Exercise – Will you write out the data exactly, excluding every picture?

Supplied information –
_ _ _ _
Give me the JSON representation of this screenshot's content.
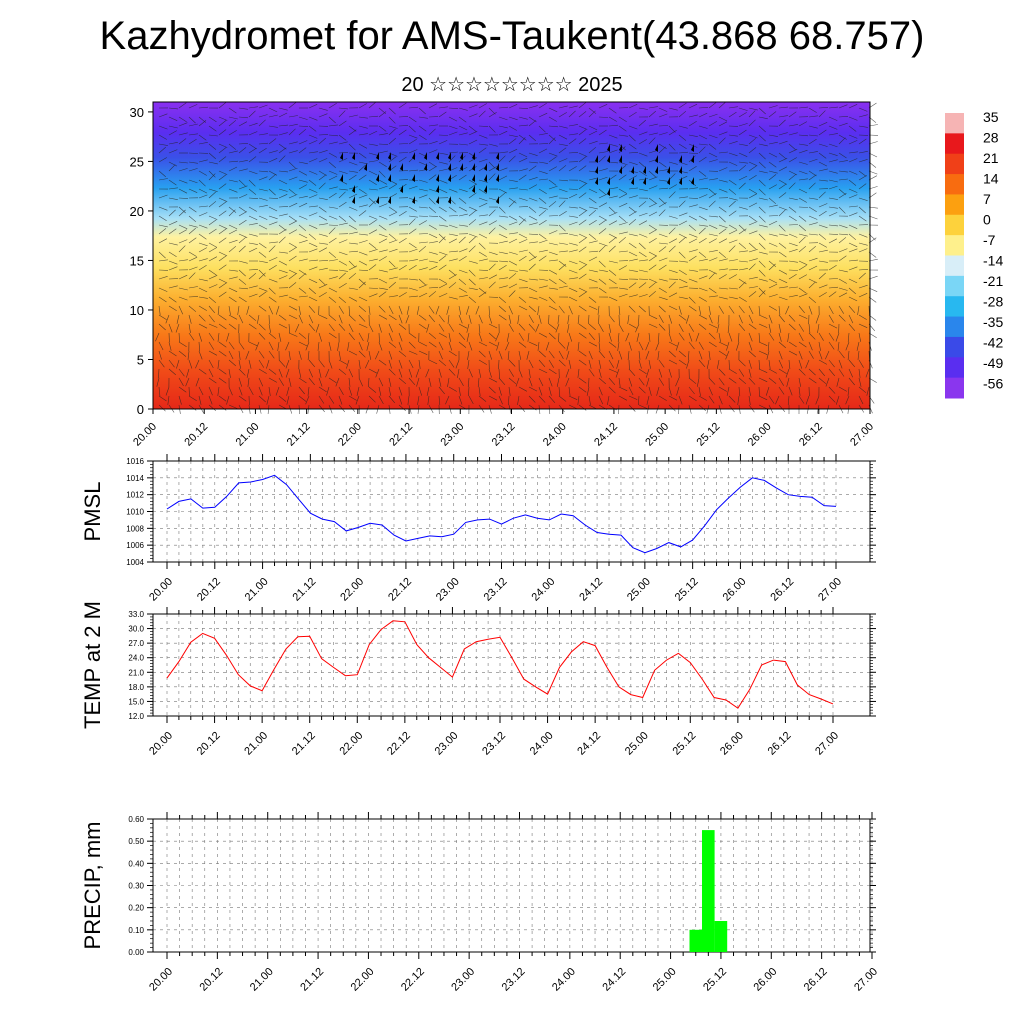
{
  "header": {
    "title": "Kazhydromet for AMS-Taukent(43.868 68.757)",
    "subtitle": "20 ☆☆☆☆☆☆☆☆ 2025"
  },
  "chart_data": [
    {
      "type": "heatmap",
      "name": "cross-section",
      "ylim": [
        0,
        31
      ],
      "yticks": [
        0,
        5,
        10,
        15,
        20,
        25,
        30
      ],
      "xticks": [
        "20.00",
        "20.12",
        "21.00",
        "21.12",
        "22.00",
        "22.12",
        "23.00",
        "23.12",
        "24.00",
        "24.12",
        "25.00",
        "25.12",
        "26.00",
        "26.12",
        "27.00"
      ],
      "colorbar": {
        "labels": [
          "35",
          "28",
          "21",
          "14",
          "7",
          "0",
          "-7",
          "-14",
          "-21",
          "-28",
          "-35",
          "-42",
          "-49",
          "-56"
        ],
        "colors": [
          "#f6b4b4",
          "#e8181c",
          "#f04018",
          "#f86c10",
          "#fca010",
          "#fdd23c",
          "#fef08c",
          "#d8eef8",
          "#7ad6f6",
          "#28b8f0",
          "#2a86ec",
          "#3a4ae8",
          "#5a2ef0",
          "#8a36ee"
        ]
      },
      "overlay": "wind barbs"
    },
    {
      "type": "line",
      "name": "pmsl",
      "ylabel": "PMSL",
      "ylim": [
        1004,
        1016
      ],
      "yticks": [
        "1004",
        "1006",
        "1008",
        "1010",
        "1012",
        "1014",
        "1016"
      ],
      "xticks": [
        "20.00",
        "20.12",
        "21.00",
        "21.12",
        "22.00",
        "22.12",
        "23.00",
        "23.12",
        "24.00",
        "24.12",
        "25.00",
        "25.12",
        "26.00",
        "26.12",
        "27.00"
      ],
      "color": "#0000ff",
      "values": [
        1010.3,
        1011.2,
        1011.5,
        1010.4,
        1010.5,
        1011.8,
        1013.4,
        1013.5,
        1013.8,
        1014.3,
        1013.2,
        1011.5,
        1009.8,
        1009.1,
        1008.8,
        1007.7,
        1008.1,
        1008.6,
        1008.4,
        1007.2,
        1006.5,
        1006.8,
        1007.1,
        1007.0,
        1007.3,
        1008.7,
        1009.0,
        1009.1,
        1008.5,
        1009.2,
        1009.6,
        1009.2,
        1009.0,
        1009.7,
        1009.5,
        1008.4,
        1007.5,
        1007.3,
        1007.2,
        1005.7,
        1005.1,
        1005.6,
        1006.3,
        1005.8,
        1006.6,
        1008.3,
        1010.2,
        1011.6,
        1012.9,
        1014.0,
        1013.7,
        1012.8,
        1012.0,
        1011.8,
        1011.7,
        1010.7,
        1010.6
      ]
    },
    {
      "type": "line",
      "name": "temp",
      "ylabel": "TEMP at 2 M",
      "ylim": [
        12,
        33
      ],
      "yticks": [
        "12.0",
        "15.0",
        "18.0",
        "21.0",
        "24.0",
        "27.0",
        "30.0",
        "33.0"
      ],
      "xticks": [
        "20.00",
        "20.12",
        "21.00",
        "21.12",
        "22.00",
        "22.12",
        "23.00",
        "23.12",
        "24.00",
        "24.12",
        "25.00",
        "25.12",
        "26.00",
        "26.12",
        "27.00"
      ],
      "color": "#ff0000",
      "values": [
        19.8,
        23.2,
        27.2,
        29.0,
        28.0,
        24.5,
        20.5,
        18.2,
        17.2,
        21.6,
        25.8,
        28.3,
        28.4,
        23.8,
        22.0,
        20.3,
        20.5,
        26.7,
        29.8,
        31.6,
        31.4,
        26.7,
        24.0,
        22.0,
        20.0,
        25.8,
        27.3,
        27.8,
        28.2,
        24.0,
        19.6,
        18.0,
        16.5,
        22.0,
        25.2,
        27.3,
        26.5,
        22.0,
        18.0,
        16.4,
        15.8,
        21.4,
        23.5,
        24.9,
        23.0,
        19.6,
        15.8,
        15.3,
        13.6,
        17.5,
        22.5,
        23.5,
        23.2,
        18.4,
        16.4,
        15.5,
        14.5
      ]
    },
    {
      "type": "bar",
      "name": "precip",
      "ylabel": "PRECIP, mm",
      "ylim": [
        0,
        0.6
      ],
      "yticks": [
        "0.00",
        "0.10",
        "0.20",
        "0.30",
        "0.40",
        "0.50",
        "0.60"
      ],
      "xticks": [
        "20.00",
        "20.12",
        "21.00",
        "21.12",
        "22.00",
        "22.12",
        "23.00",
        "23.12",
        "24.00",
        "24.12",
        "25.00",
        "25.12",
        "26.00",
        "26.12",
        "27.00"
      ],
      "color": "#00ff00",
      "bars": [
        {
          "time": "25.06",
          "value": 0.1
        },
        {
          "time": "25.09",
          "value": 0.55
        },
        {
          "time": "25.12",
          "value": 0.14
        }
      ]
    }
  ]
}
_ _ _ _
Problem solution –
Give me the JSON representation of this screenshot's content.
{
  "header": {
    "title": "Kazhydromet for AMS-Taukent(43.868 68.757)",
    "subtitle": "20 ☆☆☆☆☆☆☆☆ 2025"
  },
  "chart_data": [
    {
      "type": "heatmap",
      "name": "cross-section",
      "ylim": [
        0,
        31
      ],
      "yticks": [
        0,
        5,
        10,
        15,
        20,
        25,
        30
      ],
      "xticks": [
        "20.00",
        "20.12",
        "21.00",
        "21.12",
        "22.00",
        "22.12",
        "23.00",
        "23.12",
        "24.00",
        "24.12",
        "25.00",
        "25.12",
        "26.00",
        "26.12",
        "27.00"
      ],
      "colorbar": {
        "labels": [
          "35",
          "28",
          "21",
          "14",
          "7",
          "0",
          "-7",
          "-14",
          "-21",
          "-28",
          "-35",
          "-42",
          "-49",
          "-56"
        ],
        "colors": [
          "#f6b4b4",
          "#e8181c",
          "#f04018",
          "#f86c10",
          "#fca010",
          "#fdd23c",
          "#fef08c",
          "#d8eef8",
          "#7ad6f6",
          "#28b8f0",
          "#2a86ec",
          "#3a4ae8",
          "#5a2ef0",
          "#8a36ee"
        ]
      },
      "overlay": "wind barbs"
    },
    {
      "type": "line",
      "name": "pmsl",
      "ylabel": "PMSL",
      "ylim": [
        1004,
        1016
      ],
      "yticks": [
        "1004",
        "1006",
        "1008",
        "1010",
        "1012",
        "1014",
        "1016"
      ],
      "xticks": [
        "20.00",
        "20.12",
        "21.00",
        "21.12",
        "22.00",
        "22.12",
        "23.00",
        "23.12",
        "24.00",
        "24.12",
        "25.00",
        "25.12",
        "26.00",
        "26.12",
        "27.00"
      ],
      "color": "#0000ff",
      "values": [
        1010.3,
        1011.2,
        1011.5,
        1010.4,
        1010.5,
        1011.8,
        1013.4,
        1013.5,
        1013.8,
        1014.3,
        1013.2,
        1011.5,
        1009.8,
        1009.1,
        1008.8,
        1007.7,
        1008.1,
        1008.6,
        1008.4,
        1007.2,
        1006.5,
        1006.8,
        1007.1,
        1007.0,
        1007.3,
        1008.7,
        1009.0,
        1009.1,
        1008.5,
        1009.2,
        1009.6,
        1009.2,
        1009.0,
        1009.7,
        1009.5,
        1008.4,
        1007.5,
        1007.3,
        1007.2,
        1005.7,
        1005.1,
        1005.6,
        1006.3,
        1005.8,
        1006.6,
        1008.3,
        1010.2,
        1011.6,
        1012.9,
        1014.0,
        1013.7,
        1012.8,
        1012.0,
        1011.8,
        1011.7,
        1010.7,
        1010.6
      ]
    },
    {
      "type": "line",
      "name": "temp",
      "ylabel": "TEMP at 2 M",
      "ylim": [
        12,
        33
      ],
      "yticks": [
        "12.0",
        "15.0",
        "18.0",
        "21.0",
        "24.0",
        "27.0",
        "30.0",
        "33.0"
      ],
      "xticks": [
        "20.00",
        "20.12",
        "21.00",
        "21.12",
        "22.00",
        "22.12",
        "23.00",
        "23.12",
        "24.00",
        "24.12",
        "25.00",
        "25.12",
        "26.00",
        "26.12",
        "27.00"
      ],
      "color": "#ff0000",
      "values": [
        19.8,
        23.2,
        27.2,
        29.0,
        28.0,
        24.5,
        20.5,
        18.2,
        17.2,
        21.6,
        25.8,
        28.3,
        28.4,
        23.8,
        22.0,
        20.3,
        20.5,
        26.7,
        29.8,
        31.6,
        31.4,
        26.7,
        24.0,
        22.0,
        20.0,
        25.8,
        27.3,
        27.8,
        28.2,
        24.0,
        19.6,
        18.0,
        16.5,
        22.0,
        25.2,
        27.3,
        26.5,
        22.0,
        18.0,
        16.4,
        15.8,
        21.4,
        23.5,
        24.9,
        23.0,
        19.6,
        15.8,
        15.3,
        13.6,
        17.5,
        22.5,
        23.5,
        23.2,
        18.4,
        16.4,
        15.5,
        14.5
      ]
    },
    {
      "type": "bar",
      "name": "precip",
      "ylabel": "PRECIP, mm",
      "ylim": [
        0,
        0.6
      ],
      "yticks": [
        "0.00",
        "0.10",
        "0.20",
        "0.30",
        "0.40",
        "0.50",
        "0.60"
      ],
      "xticks": [
        "20.00",
        "20.12",
        "21.00",
        "21.12",
        "22.00",
        "22.12",
        "23.00",
        "23.12",
        "24.00",
        "24.12",
        "25.00",
        "25.12",
        "26.00",
        "26.12",
        "27.00"
      ],
      "color": "#00ff00",
      "bars": [
        {
          "time": "25.06",
          "value": 0.1
        },
        {
          "time": "25.09",
          "value": 0.55
        },
        {
          "time": "25.12",
          "value": 0.14
        }
      ]
    }
  ]
}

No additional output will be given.